WHAT IS EXPECTED >> Every entry must be repeated exactly. Exclude all pictures.

Chart and figure data >>
□ □ □ □

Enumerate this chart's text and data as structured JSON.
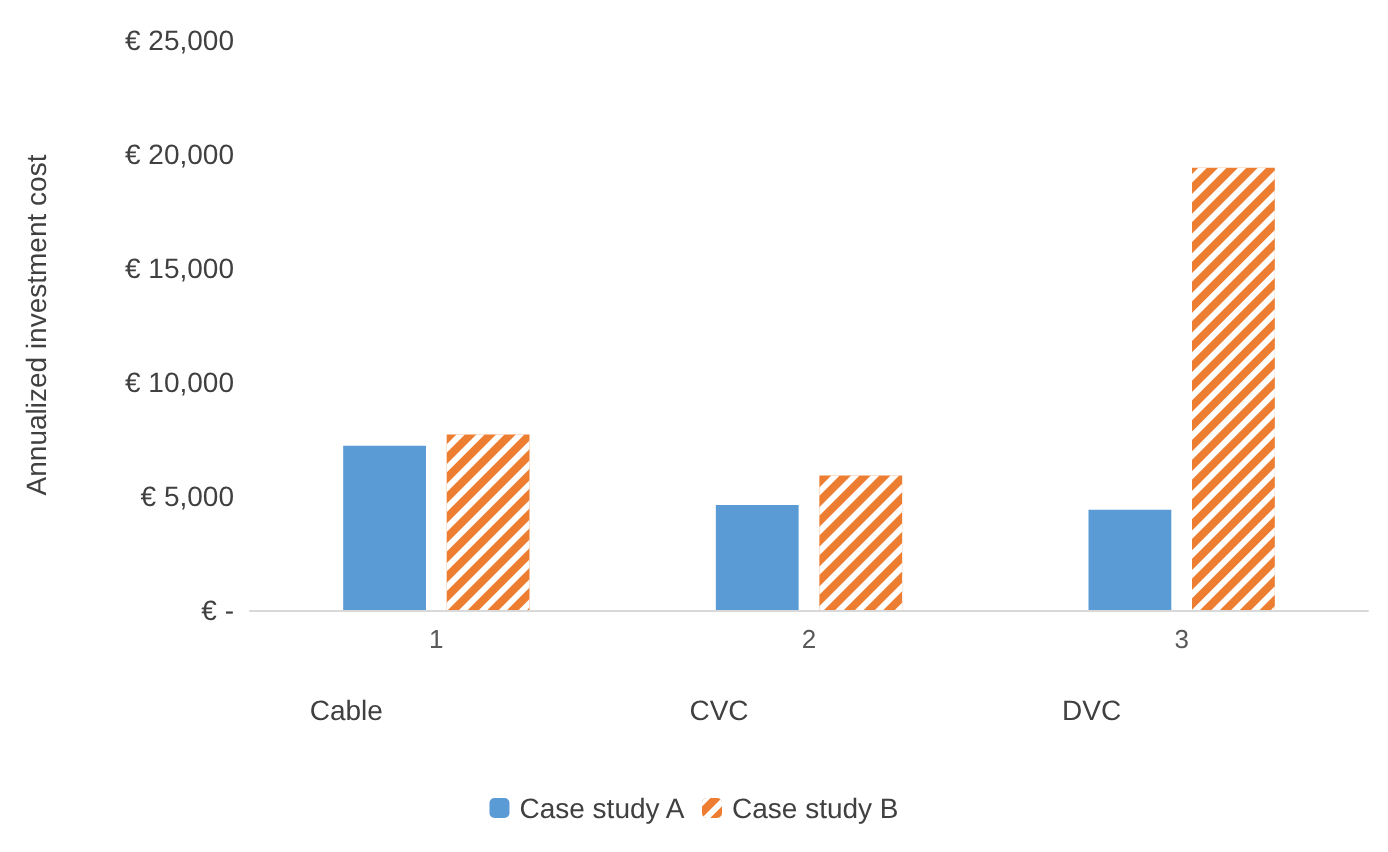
{
  "chart_data": {
    "type": "bar",
    "ylabel": "Annualized investment cost",
    "categories": [
      "1",
      "2",
      "3"
    ],
    "series": [
      {
        "name": "Case study A",
        "color": "#5b9bd5",
        "values": [
          7200,
          4600,
          4400
        ]
      },
      {
        "name": "Case study B",
        "color": "#ed7d31",
        "values": [
          7700,
          5900,
          19400
        ]
      }
    ],
    "ylim": [
      0,
      25000
    ],
    "yticks": [
      {
        "value": 0,
        "label": "€ -"
      },
      {
        "value": 5000,
        "label": "€ 5,000"
      },
      {
        "value": 10000,
        "label": "€ 10,000"
      },
      {
        "value": 15000,
        "label": "€ 15,000"
      },
      {
        "value": 20000,
        "label": "€ 20,000"
      },
      {
        "value": 25000,
        "label": "€ 25,000"
      }
    ],
    "annotations": [
      "Cable",
      "CVC",
      "DVC"
    ],
    "grid": false,
    "legend": "bottom"
  }
}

□ □ □ □

COMPLETE RESPONSE >>
Enumerate this chart's text and data as structured JSON.
{
  "chart_data": {
    "type": "bar",
    "ylabel": "Annualized investment cost",
    "categories": [
      "1",
      "2",
      "3"
    ],
    "series": [
      {
        "name": "Case study A",
        "color": "#5b9bd5",
        "values": [
          7200,
          4600,
          4400
        ]
      },
      {
        "name": "Case study B",
        "color": "#ed7d31",
        "values": [
          7700,
          5900,
          19400
        ]
      }
    ],
    "ylim": [
      0,
      25000
    ],
    "yticks": [
      {
        "value": 0,
        "label": "€ -"
      },
      {
        "value": 5000,
        "label": "€ 5,000"
      },
      {
        "value": 10000,
        "label": "€ 10,000"
      },
      {
        "value": 15000,
        "label": "€ 15,000"
      },
      {
        "value": 20000,
        "label": "€ 20,000"
      },
      {
        "value": 25000,
        "label": "€ 25,000"
      }
    ],
    "annotations": [
      "Cable",
      "CVC",
      "DVC"
    ],
    "grid": false,
    "legend": "bottom"
  }
}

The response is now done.